= AIM =
Give all of the lines again, with nothing added or dropped.

Data excerpts:
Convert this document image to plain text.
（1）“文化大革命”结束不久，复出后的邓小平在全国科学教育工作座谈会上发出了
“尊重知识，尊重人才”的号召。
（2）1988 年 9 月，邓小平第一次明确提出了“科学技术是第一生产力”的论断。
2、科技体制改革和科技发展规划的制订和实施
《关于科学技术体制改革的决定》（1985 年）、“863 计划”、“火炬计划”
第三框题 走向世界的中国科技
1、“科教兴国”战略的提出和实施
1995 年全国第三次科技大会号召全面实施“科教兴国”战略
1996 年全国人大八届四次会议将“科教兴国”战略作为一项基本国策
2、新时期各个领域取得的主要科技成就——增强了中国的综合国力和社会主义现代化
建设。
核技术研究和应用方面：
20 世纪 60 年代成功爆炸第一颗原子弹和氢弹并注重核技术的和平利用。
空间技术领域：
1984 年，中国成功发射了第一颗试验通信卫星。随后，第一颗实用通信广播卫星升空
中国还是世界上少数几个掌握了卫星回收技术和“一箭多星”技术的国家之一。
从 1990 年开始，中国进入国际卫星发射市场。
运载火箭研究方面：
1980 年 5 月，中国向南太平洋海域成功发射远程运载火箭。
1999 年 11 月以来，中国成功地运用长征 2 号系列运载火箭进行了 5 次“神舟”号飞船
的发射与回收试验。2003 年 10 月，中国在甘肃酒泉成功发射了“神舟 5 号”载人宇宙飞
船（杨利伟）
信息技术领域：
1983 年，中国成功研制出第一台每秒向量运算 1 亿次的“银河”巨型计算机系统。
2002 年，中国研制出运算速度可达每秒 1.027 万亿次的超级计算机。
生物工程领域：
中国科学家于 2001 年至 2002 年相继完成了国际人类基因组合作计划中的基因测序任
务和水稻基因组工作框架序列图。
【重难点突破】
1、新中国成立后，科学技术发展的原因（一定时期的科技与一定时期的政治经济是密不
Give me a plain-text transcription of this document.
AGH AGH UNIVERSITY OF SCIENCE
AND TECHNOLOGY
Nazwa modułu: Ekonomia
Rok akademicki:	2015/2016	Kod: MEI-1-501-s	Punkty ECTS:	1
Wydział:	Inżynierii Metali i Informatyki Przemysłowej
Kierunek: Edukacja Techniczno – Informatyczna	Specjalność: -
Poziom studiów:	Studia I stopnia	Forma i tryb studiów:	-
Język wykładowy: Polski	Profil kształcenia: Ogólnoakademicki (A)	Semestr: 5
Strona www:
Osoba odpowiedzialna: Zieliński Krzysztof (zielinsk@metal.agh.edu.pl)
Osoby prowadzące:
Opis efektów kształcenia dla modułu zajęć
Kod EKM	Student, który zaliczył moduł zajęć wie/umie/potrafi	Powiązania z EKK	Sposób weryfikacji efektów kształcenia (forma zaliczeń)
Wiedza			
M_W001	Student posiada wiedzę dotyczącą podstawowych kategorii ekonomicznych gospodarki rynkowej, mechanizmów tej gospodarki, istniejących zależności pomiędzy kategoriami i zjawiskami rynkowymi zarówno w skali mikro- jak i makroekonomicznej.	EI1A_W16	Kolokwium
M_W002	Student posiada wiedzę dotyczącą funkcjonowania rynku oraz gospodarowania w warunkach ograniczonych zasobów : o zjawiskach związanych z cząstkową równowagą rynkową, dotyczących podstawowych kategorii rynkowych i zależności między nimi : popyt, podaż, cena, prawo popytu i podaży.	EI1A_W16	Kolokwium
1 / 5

= EXERCISE ANSWER =
Convert this document image to plain text.
（1）“文化大革命”结束不久，复出后的邓小平在全国科学教育工作座谈会上发出了
“尊重知识，尊重人才”的号召。
（2）1988 年 9 月，邓小平第一次明确提出了“科学技术是第一生产力”的论断。
2、科技体制改革和科技发展规划的制订和实施
《关于科学技术体制改革的决定》（1985 年）、“863 计划”、“火炬计划”
第三框题 走向世界的中国科技
1、“科教兴国”战略的提出和实施
1995 年全国第三次科技大会号召全面实施“科教兴国”战略
1996 年全国人大八届四次会议将“科教兴国”战略作为一项基本国策
2、新时期各个领域取得的主要科技成就——增强了中国的综合国力和社会主义现代化
建设。
核技术研究和应用方面：
20 世纪 60 年代成功爆炸第一颗原子弹和氢弹并注重核技术的和平利用。
空间技术领域：
1984 年，中国成功发射了第一颗试验通信卫星。随后，第一颗实用通信广播卫星升空
中国还是世界上少数几个掌握了卫星回收技术和“一箭多星”技术的国家之一。
从 1990 年开始，中国进入国际卫星发射市场。
运载火箭研究方面：
1980 年 5 月，中国向南太平洋海域成功发射远程运载火箭。
1999 年 11 月以来，中国成功地运用长征 2 号系列运载火箭进行了 5 次“神舟”号飞船
的发射与回收试验。2003 年 10 月，中国在甘肃酒泉成功发射了“神舟 5 号”载人宇宙飞
船（杨利伟）
信息技术领域：
1983 年，中国成功研制出第一台每秒向量运算 1 亿次的“银河”巨型计算机系统。
2002 年，中国研制出运算速度可达每秒 1.027 万亿次的超级计算机。
生物工程领域：
中国科学家于 2001 年至 2002 年相继完成了国际人类基因组合作计划中的基因测序任
务和水稻基因组工作框架序列图。
【重难点突破】
1、新中国成立后，科学技术发展的原因（一定时期的科技与一定时期的政治经济是密不
Give me a plain-text transcription of this document.
AGH AGH UNIVERSITY OF SCIENCE
AND TECHNOLOGY
Nazwa modułu: Ekonomia
Rok akademicki:	2015/2016	Kod: MEI-1-501-s	Punkty ECTS:	1
Wydział:	Inżynierii Metali i Informatyki Przemysłowej
Kierunek: Edukacja Techniczno – Informatyczna	Specjalność: -
Poziom studiów:	Studia I stopnia	Forma i tryb studiów:	-
Język wykładowy: Polski	Profil kształcenia: Ogólnoakademicki (A)	Semestr: 5
Strona www:
Osoba odpowiedzialna: Zieliński Krzysztof (zielinsk@metal.agh.edu.pl)
Osoby prowadzące:
Opis efektów kształcenia dla modułu zajęć
Kod EKM	Student, który zaliczył moduł zajęć wie/umie/potrafi	Powiązania z EKK	Sposób weryfikacji efektów kształcenia (forma zaliczeń)
Wiedza			
M_W001	Student posiada wiedzę dotyczącą podstawowych kategorii ekonomicznych gospodarki rynkowej, mechanizmów tej gospodarki, istniejących zależności pomiędzy kategoriami i zjawiskami rynkowymi zarówno w skali mikro- jak i makroekonomicznej.	EI1A_W16	Kolokwium
M_W002	Student posiada wiedzę dotyczącą funkcjonowania rynku oraz gospodarowania w warunkach ograniczonych zasobów : o zjawiskach związanych z cząstkową równowagą rynkową, dotyczących podstawowych kategorii rynkowych i zależności między nimi : popyt, podaż, cena, prawo popytu i podaży.	EI1A_W16	Kolokwium
1 / 5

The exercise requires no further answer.